Start of The data

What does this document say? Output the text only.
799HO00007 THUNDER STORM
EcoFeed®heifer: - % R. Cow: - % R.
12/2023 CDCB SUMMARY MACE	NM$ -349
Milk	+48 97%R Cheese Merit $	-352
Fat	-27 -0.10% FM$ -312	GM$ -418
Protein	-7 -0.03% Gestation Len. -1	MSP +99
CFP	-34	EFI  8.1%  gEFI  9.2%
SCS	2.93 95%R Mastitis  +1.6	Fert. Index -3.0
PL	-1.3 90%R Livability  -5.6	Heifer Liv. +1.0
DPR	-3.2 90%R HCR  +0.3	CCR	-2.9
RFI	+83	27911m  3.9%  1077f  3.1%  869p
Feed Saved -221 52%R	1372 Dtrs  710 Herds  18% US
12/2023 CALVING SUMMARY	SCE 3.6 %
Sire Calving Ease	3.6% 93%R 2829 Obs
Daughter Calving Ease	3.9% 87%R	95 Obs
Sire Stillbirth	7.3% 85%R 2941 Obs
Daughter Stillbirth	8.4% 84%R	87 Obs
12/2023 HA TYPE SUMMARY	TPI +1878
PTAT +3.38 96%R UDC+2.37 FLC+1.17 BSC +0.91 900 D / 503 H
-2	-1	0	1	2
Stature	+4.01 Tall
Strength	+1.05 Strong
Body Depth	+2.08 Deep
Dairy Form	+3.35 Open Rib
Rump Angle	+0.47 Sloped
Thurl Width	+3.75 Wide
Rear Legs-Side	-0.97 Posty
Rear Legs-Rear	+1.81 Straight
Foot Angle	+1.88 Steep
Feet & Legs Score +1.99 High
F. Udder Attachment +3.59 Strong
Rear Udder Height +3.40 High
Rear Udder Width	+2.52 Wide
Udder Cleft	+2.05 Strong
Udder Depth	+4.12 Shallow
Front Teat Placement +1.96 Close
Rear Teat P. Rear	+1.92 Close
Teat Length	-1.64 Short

End of The data

_Exercise description_: For this exercise, return the material above in full and exactly.

_Reply_:
What does this document say? Output the text only.
799HO00007 THUNDER STORM
EcoFeed®heifer: - % R. Cow: - % R.
12/2023 CDCB SUMMARY MACE	NM$ -349
Milk	+48 97%R Cheese Merit $	-352
Fat	-27 -0.10% FM$ -312	GM$ -418
Protein	-7 -0.03% Gestation Len. -1	MSP +99
CFP	-34	EFI  8.1%  gEFI  9.2%
SCS	2.93 95%R Mastitis  +1.6	Fert. Index -3.0
PL	-1.3 90%R Livability  -5.6	Heifer Liv. +1.0
DPR	-3.2 90%R HCR  +0.3	CCR	-2.9
RFI	+83	27911m  3.9%  1077f  3.1%  869p
Feed Saved -221 52%R	1372 Dtrs  710 Herds  18% US
12/2023 CALVING SUMMARY	SCE 3.6 %
Sire Calving Ease	3.6% 93%R 2829 Obs
Daughter Calving Ease	3.9% 87%R	95 Obs
Sire Stillbirth	7.3% 85%R 2941 Obs
Daughter Stillbirth	8.4% 84%R	87 Obs
12/2023 HA TYPE SUMMARY	TPI +1878
PTAT +3.38 96%R UDC+2.37 FLC+1.17 BSC +0.91 900 D / 503 H
-2	-1	0	1	2
Stature	+4.01 Tall
Strength	+1.05 Strong
Body Depth	+2.08 Deep
Dairy Form	+3.35 Open Rib
Rump Angle	+0.47 Sloped
Thurl Width	+3.75 Wide
Rear Legs-Side	-0.97 Posty
Rear Legs-Rear	+1.81 Straight
Foot Angle	+1.88 Steep
Feet & Legs Score +1.99 High
F. Udder Attachment +3.59 Strong
Rear Udder Height +3.40 High
Rear Udder Width	+2.52 Wide
Udder Cleft	+2.05 Strong
Udder Depth	+4.12 Shallow
Front Teat Placement +1.96 Close
Rear Teat P. Rear	+1.92 Close
Teat Length	-1.64 Short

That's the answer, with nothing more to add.